--- Start of Input material ---

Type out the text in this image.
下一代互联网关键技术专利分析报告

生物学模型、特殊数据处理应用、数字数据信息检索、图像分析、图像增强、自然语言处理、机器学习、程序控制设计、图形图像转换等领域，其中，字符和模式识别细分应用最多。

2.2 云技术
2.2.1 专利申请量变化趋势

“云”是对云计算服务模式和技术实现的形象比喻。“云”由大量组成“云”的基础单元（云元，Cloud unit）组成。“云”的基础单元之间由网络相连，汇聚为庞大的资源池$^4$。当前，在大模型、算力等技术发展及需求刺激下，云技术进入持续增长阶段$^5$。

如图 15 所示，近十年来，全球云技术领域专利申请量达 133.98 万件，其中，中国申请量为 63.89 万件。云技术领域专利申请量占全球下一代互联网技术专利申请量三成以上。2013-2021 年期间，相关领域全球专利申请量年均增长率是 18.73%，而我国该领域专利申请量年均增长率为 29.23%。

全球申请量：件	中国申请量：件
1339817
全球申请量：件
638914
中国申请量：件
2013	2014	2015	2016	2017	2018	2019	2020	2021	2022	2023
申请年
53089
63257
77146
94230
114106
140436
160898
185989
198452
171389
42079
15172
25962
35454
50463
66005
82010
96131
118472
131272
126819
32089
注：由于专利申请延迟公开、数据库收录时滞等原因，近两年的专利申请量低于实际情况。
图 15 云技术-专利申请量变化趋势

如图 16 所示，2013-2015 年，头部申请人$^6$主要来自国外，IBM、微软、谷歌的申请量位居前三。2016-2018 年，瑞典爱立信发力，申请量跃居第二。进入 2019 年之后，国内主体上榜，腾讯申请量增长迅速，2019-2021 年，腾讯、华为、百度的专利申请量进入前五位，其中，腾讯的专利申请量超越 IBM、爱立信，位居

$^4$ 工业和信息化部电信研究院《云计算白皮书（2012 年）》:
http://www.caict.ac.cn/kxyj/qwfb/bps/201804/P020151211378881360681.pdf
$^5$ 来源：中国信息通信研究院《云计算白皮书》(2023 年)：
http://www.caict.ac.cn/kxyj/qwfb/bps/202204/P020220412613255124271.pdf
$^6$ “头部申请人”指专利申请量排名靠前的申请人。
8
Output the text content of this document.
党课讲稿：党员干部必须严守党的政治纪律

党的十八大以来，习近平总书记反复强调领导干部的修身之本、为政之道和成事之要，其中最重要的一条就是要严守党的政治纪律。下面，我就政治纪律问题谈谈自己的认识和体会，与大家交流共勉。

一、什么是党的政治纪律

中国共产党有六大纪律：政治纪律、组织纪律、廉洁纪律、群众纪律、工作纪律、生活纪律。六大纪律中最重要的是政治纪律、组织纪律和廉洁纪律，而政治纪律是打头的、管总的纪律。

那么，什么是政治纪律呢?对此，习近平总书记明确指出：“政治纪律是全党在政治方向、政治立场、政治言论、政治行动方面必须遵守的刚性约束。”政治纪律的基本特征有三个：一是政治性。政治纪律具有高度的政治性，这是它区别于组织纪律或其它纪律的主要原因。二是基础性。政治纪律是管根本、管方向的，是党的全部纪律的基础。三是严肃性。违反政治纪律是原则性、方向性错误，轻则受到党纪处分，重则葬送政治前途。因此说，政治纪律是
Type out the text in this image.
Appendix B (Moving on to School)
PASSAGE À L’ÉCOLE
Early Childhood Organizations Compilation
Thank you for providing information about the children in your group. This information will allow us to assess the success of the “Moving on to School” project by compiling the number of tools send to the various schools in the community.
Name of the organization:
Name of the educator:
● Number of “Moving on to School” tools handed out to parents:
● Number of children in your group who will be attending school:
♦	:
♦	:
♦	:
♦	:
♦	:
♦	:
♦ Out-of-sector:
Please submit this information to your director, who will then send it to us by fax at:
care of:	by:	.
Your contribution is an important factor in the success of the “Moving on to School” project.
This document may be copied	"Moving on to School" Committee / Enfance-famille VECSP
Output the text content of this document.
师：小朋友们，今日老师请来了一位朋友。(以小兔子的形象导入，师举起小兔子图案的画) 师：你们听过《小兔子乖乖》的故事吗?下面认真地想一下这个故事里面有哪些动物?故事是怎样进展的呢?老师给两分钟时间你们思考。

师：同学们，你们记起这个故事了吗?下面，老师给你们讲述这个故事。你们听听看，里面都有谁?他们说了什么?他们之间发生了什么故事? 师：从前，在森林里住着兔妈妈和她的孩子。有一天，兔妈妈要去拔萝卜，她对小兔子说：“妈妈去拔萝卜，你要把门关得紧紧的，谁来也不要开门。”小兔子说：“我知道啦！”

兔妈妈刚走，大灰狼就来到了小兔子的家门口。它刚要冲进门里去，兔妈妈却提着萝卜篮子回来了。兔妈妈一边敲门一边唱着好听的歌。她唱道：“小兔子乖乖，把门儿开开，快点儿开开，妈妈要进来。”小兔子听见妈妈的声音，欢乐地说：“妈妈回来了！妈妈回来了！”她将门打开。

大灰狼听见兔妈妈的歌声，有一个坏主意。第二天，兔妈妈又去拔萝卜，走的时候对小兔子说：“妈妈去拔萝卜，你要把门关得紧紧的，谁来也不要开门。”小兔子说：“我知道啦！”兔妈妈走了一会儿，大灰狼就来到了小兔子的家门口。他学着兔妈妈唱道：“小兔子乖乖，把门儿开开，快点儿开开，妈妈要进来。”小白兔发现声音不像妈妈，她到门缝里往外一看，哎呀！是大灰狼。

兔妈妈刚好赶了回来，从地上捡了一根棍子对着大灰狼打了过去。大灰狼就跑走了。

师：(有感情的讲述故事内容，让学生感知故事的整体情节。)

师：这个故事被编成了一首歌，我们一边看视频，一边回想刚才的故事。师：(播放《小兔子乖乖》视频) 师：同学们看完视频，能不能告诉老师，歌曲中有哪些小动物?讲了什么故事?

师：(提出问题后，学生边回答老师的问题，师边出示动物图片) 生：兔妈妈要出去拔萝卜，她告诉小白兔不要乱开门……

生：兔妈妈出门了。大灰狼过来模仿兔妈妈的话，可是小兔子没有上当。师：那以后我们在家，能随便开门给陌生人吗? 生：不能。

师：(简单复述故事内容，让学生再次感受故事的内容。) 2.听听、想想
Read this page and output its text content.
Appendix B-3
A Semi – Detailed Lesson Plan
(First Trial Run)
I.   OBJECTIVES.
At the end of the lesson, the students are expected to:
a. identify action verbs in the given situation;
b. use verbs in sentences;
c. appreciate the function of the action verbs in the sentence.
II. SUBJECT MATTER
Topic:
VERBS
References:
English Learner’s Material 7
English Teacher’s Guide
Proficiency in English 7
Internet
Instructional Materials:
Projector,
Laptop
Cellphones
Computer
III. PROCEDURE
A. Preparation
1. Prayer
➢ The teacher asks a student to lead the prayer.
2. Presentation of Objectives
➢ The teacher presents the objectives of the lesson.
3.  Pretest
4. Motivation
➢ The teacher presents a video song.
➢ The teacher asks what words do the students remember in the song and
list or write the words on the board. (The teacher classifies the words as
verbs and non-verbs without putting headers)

--- End of Input material ---

**Task brief:** Among the lines of the data, identify those with the word "asks". Copy each of them.

**Expected answer:**
➢ The teacher asks a student to lead the prayer.
➢ The teacher asks what words do the students remember in the song and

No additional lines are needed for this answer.